TASK DESCRIPTION: Each of the records that follow needs an exact reproduction.

*** DATA TO EXAMINE Section Begins ***

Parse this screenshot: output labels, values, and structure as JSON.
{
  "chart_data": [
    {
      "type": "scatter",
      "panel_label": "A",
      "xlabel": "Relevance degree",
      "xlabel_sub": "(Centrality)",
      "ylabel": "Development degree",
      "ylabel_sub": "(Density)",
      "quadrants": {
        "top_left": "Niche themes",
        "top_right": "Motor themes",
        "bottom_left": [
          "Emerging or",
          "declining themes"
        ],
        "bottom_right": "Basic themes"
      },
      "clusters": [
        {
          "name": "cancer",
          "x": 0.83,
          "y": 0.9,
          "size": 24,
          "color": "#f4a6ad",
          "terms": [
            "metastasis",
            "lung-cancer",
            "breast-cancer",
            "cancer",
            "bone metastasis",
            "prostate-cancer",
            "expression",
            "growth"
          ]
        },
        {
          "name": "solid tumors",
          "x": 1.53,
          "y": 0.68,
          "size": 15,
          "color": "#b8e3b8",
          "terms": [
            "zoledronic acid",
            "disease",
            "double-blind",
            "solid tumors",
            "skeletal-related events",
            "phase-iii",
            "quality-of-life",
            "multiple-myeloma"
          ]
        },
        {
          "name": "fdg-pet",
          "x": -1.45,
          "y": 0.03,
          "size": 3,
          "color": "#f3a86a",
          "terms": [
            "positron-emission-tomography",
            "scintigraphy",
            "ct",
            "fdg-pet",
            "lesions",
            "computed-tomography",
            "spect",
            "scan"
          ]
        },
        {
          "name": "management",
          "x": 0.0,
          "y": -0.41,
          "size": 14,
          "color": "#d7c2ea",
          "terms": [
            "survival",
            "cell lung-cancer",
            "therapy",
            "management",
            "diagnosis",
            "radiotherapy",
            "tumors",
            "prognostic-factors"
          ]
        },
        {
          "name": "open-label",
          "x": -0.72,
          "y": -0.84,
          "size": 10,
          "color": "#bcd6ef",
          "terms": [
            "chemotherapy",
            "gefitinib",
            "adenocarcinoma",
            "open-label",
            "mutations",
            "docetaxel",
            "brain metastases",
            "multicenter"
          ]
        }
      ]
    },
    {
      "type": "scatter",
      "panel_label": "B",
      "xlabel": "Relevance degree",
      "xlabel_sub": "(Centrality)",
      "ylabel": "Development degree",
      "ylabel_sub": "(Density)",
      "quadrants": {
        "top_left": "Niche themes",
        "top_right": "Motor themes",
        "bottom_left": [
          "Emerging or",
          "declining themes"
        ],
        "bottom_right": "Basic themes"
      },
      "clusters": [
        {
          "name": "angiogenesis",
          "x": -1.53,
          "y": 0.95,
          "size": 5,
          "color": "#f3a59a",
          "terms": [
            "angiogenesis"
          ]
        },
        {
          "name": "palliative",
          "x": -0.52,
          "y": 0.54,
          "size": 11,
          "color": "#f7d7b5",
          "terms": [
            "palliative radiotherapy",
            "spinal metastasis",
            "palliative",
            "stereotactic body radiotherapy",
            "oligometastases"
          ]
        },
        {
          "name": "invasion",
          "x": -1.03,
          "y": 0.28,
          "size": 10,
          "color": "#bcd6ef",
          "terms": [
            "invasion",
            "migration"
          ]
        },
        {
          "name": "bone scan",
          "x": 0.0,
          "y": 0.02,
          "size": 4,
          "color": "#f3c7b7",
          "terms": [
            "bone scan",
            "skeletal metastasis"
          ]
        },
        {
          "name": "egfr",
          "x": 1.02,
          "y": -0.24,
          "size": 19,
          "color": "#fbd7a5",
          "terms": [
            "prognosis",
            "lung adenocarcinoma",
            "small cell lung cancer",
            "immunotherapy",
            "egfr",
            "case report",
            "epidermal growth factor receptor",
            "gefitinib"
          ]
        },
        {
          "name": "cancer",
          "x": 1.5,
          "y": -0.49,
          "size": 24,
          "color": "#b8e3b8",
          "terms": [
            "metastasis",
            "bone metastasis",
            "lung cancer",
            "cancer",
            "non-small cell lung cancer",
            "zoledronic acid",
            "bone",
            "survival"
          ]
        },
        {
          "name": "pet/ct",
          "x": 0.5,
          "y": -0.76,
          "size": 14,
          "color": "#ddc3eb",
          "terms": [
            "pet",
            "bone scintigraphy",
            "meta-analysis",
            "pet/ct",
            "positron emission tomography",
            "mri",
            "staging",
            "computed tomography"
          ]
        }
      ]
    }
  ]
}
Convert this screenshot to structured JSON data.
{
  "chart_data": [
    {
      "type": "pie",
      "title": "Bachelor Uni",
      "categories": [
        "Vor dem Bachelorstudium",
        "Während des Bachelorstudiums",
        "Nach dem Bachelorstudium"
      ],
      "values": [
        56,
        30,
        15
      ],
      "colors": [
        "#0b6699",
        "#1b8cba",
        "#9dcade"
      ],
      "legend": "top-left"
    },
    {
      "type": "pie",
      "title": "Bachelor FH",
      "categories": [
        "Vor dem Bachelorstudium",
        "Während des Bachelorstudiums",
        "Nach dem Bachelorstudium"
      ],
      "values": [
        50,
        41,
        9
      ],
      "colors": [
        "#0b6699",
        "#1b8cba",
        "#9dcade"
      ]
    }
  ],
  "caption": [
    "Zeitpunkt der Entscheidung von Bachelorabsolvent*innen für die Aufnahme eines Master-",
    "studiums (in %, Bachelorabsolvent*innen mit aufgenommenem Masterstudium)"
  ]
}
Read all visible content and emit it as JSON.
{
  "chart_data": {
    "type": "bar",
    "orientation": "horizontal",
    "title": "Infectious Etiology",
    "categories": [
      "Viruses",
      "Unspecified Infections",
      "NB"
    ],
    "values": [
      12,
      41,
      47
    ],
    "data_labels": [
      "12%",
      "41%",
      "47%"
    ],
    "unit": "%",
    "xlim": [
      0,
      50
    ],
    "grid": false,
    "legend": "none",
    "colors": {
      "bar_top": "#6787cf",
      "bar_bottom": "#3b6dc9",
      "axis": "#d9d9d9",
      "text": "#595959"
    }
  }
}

*** DATA TO EXAMINE Section Ends ***

EXERCISE SOLUTION:
Parse this screenshot: output labels, values, and structure as JSON.
{
  "chart_data": [
    {
      "type": "scatter",
      "panel_label": "A",
      "xlabel": "Relevance degree",
      "xlabel_sub": "(Centrality)",
      "ylabel": "Development degree",
      "ylabel_sub": "(Density)",
      "quadrants": {
        "top_left": "Niche themes",
        "top_right": "Motor themes",
        "bottom_left": [
          "Emerging or",
          "declining themes"
        ],
        "bottom_right": "Basic themes"
      },
      "clusters": [
        {
          "name": "cancer",
          "x": 0.83,
          "y": 0.9,
          "size": 24,
          "color": "#f4a6ad",
          "terms": [
            "metastasis",
            "lung-cancer",
            "breast-cancer",
            "cancer",
            "bone metastasis",
            "prostate-cancer",
            "expression",
            "growth"
          ]
        },
        {
          "name": "solid tumors",
          "x": 1.53,
          "y": 0.68,
          "size": 15,
          "color": "#b8e3b8",
          "terms": [
            "zoledronic acid",
            "disease",
            "double-blind",
            "solid tumors",
            "skeletal-related events",
            "phase-iii",
            "quality-of-life",
            "multiple-myeloma"
          ]
        },
        {
          "name": "fdg-pet",
          "x": -1.45,
          "y": 0.03,
          "size": 3,
          "color": "#f3a86a",
          "terms": [
            "positron-emission-tomography",
            "scintigraphy",
            "ct",
            "fdg-pet",
            "lesions",
            "computed-tomography",
            "spect",
            "scan"
          ]
        },
        {
          "name": "management",
          "x": 0.0,
          "y": -0.41,
          "size": 14,
          "color": "#d7c2ea",
          "terms": [
            "survival",
            "cell lung-cancer",
            "therapy",
            "management",
            "diagnosis",
            "radiotherapy",
            "tumors",
            "prognostic-factors"
          ]
        },
        {
          "name": "open-label",
          "x": -0.72,
          "y": -0.84,
          "size": 10,
          "color": "#bcd6ef",
          "terms": [
            "chemotherapy",
            "gefitinib",
            "adenocarcinoma",
            "open-label",
            "mutations",
            "docetaxel",
            "brain metastases",
            "multicenter"
          ]
        }
      ]
    },
    {
      "type": "scatter",
      "panel_label": "B",
      "xlabel": "Relevance degree",
      "xlabel_sub": "(Centrality)",
      "ylabel": "Development degree",
      "ylabel_sub": "(Density)",
      "quadrants": {
        "top_left": "Niche themes",
        "top_right": "Motor themes",
        "bottom_left": [
          "Emerging or",
          "declining themes"
        ],
        "bottom_right": "Basic themes"
      },
      "clusters": [
        {
          "name": "angiogenesis",
          "x": -1.53,
          "y": 0.95,
          "size": 5,
          "color": "#f3a59a",
          "terms": [
            "angiogenesis"
          ]
        },
        {
          "name": "palliative",
          "x": -0.52,
          "y": 0.54,
          "size": 11,
          "color": "#f7d7b5",
          "terms": [
            "palliative radiotherapy",
            "spinal metastasis",
            "palliative",
            "stereotactic body radiotherapy",
            "oligometastases"
          ]
        },
        {
          "name": "invasion",
          "x": -1.03,
          "y": 0.28,
          "size": 10,
          "color": "#bcd6ef",
          "terms": [
            "invasion",
            "migration"
          ]
        },
        {
          "name": "bone scan",
          "x": 0.0,
          "y": 0.02,
          "size": 4,
          "color": "#f3c7b7",
          "terms": [
            "bone scan",
            "skeletal metastasis"
          ]
        },
        {
          "name": "egfr",
          "x": 1.02,
          "y": -0.24,
          "size": 19,
          "color": "#fbd7a5",
          "terms": [
            "prognosis",
            "lung adenocarcinoma",
            "small cell lung cancer",
            "immunotherapy",
            "egfr",
            "case report",
            "epidermal growth factor receptor",
            "gefitinib"
          ]
        },
        {
          "name": "cancer",
          "x": 1.5,
          "y": -0.49,
          "size": 24,
          "color": "#b8e3b8",
          "terms": [
            "metastasis",
            "bone metastasis",
            "lung cancer",
            "cancer",
            "non-small cell lung cancer",
            "zoledronic acid",
            "bone",
            "survival"
          ]
        },
        {
          "name": "pet/ct",
          "x": 0.5,
          "y": -0.76,
          "size": 14,
          "color": "#ddc3eb",
          "terms": [
            "pet",
            "bone scintigraphy",
            "meta-analysis",
            "pet/ct",
            "positron emission tomography",
            "mri",
            "staging",
            "computed tomography"
          ]
        }
      ]
    }
  ]
}
Convert this screenshot to structured JSON data.
{
  "chart_data": [
    {
      "type": "pie",
      "title": "Bachelor Uni",
      "categories": [
        "Vor dem Bachelorstudium",
        "Während des Bachelorstudiums",
        "Nach dem Bachelorstudium"
      ],
      "values": [
        56,
        30,
        15
      ],
      "colors": [
        "#0b6699",
        "#1b8cba",
        "#9dcade"
      ],
      "legend": "top-left"
    },
    {
      "type": "pie",
      "title": "Bachelor FH",
      "categories": [
        "Vor dem Bachelorstudium",
        "Während des Bachelorstudiums",
        "Nach dem Bachelorstudium"
      ],
      "values": [
        50,
        41,
        9
      ],
      "colors": [
        "#0b6699",
        "#1b8cba",
        "#9dcade"
      ]
    }
  ],
  "caption": [
    "Zeitpunkt der Entscheidung von Bachelorabsolvent*innen für die Aufnahme eines Master-",
    "studiums (in %, Bachelorabsolvent*innen mit aufgenommenem Masterstudium)"
  ]
}
Read all visible content and emit it as JSON.
{
  "chart_data": {
    "type": "bar",
    "orientation": "horizontal",
    "title": "Infectious Etiology",
    "categories": [
      "Viruses",
      "Unspecified Infections",
      "NB"
    ],
    "values": [
      12,
      41,
      47
    ],
    "data_labels": [
      "12%",
      "41%",
      "47%"
    ],
    "unit": "%",
    "xlim": [
      0,
      50
    ],
    "grid": false,
    "legend": "none",
    "colors": {
      "bar_top": "#6787cf",
      "bar_bottom": "#3b6dc9",
      "axis": "#d9d9d9",
      "text": "#595959"
    }
  }
}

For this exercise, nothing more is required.